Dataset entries
---*---

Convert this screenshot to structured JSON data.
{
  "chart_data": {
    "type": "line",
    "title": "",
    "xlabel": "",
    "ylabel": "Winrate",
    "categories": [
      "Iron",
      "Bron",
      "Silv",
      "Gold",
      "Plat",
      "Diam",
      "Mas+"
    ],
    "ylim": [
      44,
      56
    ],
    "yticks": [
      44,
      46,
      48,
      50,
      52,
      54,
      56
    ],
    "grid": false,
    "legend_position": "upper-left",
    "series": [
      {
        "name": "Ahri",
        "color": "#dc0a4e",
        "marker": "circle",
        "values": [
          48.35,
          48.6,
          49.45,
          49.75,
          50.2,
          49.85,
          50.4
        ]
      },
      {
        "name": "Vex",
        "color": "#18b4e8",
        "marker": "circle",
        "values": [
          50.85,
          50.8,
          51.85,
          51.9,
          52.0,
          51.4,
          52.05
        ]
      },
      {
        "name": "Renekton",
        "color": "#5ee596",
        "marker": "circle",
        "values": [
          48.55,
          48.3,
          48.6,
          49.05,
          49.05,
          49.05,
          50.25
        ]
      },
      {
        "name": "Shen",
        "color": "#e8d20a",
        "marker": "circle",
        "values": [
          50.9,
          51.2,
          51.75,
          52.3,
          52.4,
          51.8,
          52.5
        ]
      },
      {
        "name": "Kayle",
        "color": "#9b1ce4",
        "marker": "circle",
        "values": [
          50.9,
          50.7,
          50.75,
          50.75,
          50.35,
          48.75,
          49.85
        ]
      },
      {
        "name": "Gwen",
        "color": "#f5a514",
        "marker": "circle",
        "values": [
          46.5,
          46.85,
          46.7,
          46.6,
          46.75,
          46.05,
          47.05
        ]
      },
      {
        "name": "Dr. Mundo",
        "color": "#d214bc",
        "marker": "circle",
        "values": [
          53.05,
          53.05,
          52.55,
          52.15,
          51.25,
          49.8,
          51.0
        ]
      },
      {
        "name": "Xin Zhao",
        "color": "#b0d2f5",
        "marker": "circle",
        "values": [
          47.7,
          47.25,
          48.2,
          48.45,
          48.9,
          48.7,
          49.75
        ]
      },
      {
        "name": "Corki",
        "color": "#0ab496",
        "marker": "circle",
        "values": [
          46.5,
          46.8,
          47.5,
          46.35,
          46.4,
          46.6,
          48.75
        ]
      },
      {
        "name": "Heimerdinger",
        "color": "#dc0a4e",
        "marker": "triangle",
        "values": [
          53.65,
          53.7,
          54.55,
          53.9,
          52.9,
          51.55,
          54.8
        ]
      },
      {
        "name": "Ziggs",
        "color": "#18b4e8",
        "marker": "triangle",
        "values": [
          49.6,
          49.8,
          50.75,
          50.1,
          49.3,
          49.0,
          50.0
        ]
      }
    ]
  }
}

---*---

#### WHAT TO WORK ON
Every record should be repeated exactly; please leave none out.

#### TASK RESPONSE
Convert this screenshot to structured JSON data.
{
  "chart_data": {
    "type": "line",
    "title": "",
    "xlabel": "",
    "ylabel": "Winrate",
    "categories": [
      "Iron",
      "Bron",
      "Silv",
      "Gold",
      "Plat",
      "Diam",
      "Mas+"
    ],
    "ylim": [
      44,
      56
    ],
    "yticks": [
      44,
      46,
      48,
      50,
      52,
      54,
      56
    ],
    "grid": false,
    "legend_position": "upper-left",
    "series": [
      {
        "name": "Ahri",
        "color": "#dc0a4e",
        "marker": "circle",
        "values": [
          48.35,
          48.6,
          49.45,
          49.75,
          50.2,
          49.85,
          50.4
        ]
      },
      {
        "name": "Vex",
        "color": "#18b4e8",
        "marker": "circle",
        "values": [
          50.85,
          50.8,
          51.85,
          51.9,
          52.0,
          51.4,
          52.05
        ]
      },
      {
        "name": "Renekton",
        "color": "#5ee596",
        "marker": "circle",
        "values": [
          48.55,
          48.3,
          48.6,
          49.05,
          49.05,
          49.05,
          50.25
        ]
      },
      {
        "name": "Shen",
        "color": "#e8d20a",
        "marker": "circle",
        "values": [
          50.9,
          51.2,
          51.75,
          52.3,
          52.4,
          51.8,
          52.5
        ]
      },
      {
        "name": "Kayle",
        "color": "#9b1ce4",
        "marker": "circle",
        "values": [
          50.9,
          50.7,
          50.75,
          50.75,
          50.35,
          48.75,
          49.85
        ]
      },
      {
        "name": "Gwen",
        "color": "#f5a514",
        "marker": "circle",
        "values": [
          46.5,
          46.85,
          46.7,
          46.6,
          46.75,
          46.05,
          47.05
        ]
      },
      {
        "name": "Dr. Mundo",
        "color": "#d214bc",
        "marker": "circle",
        "values": [
          53.05,
          53.05,
          52.55,
          52.15,
          51.25,
          49.8,
          51.0
        ]
      },
      {
        "name": "Xin Zhao",
        "color": "#b0d2f5",
        "marker": "circle",
        "values": [
          47.7,
          47.25,
          48.2,
          48.45,
          48.9,
          48.7,
          49.75
        ]
      },
      {
        "name": "Corki",
        "color": "#0ab496",
        "marker": "circle",
        "values": [
          46.5,
          46.8,
          47.5,
          46.35,
          46.4,
          46.6,
          48.75
        ]
      },
      {
        "name": "Heimerdinger",
        "color": "#dc0a4e",
        "marker": "triangle",
        "values": [
          53.65,
          53.7,
          54.55,
          53.9,
          52.9,
          51.55,
          54.8
        ]
      },
      {
        "name": "Ziggs",
        "color": "#18b4e8",
        "marker": "triangle",
        "values": [
          49.6,
          49.8,
          50.75,
          50.1,
          49.3,
          49.0,
          50.0
        ]
      }
    ]
  }
}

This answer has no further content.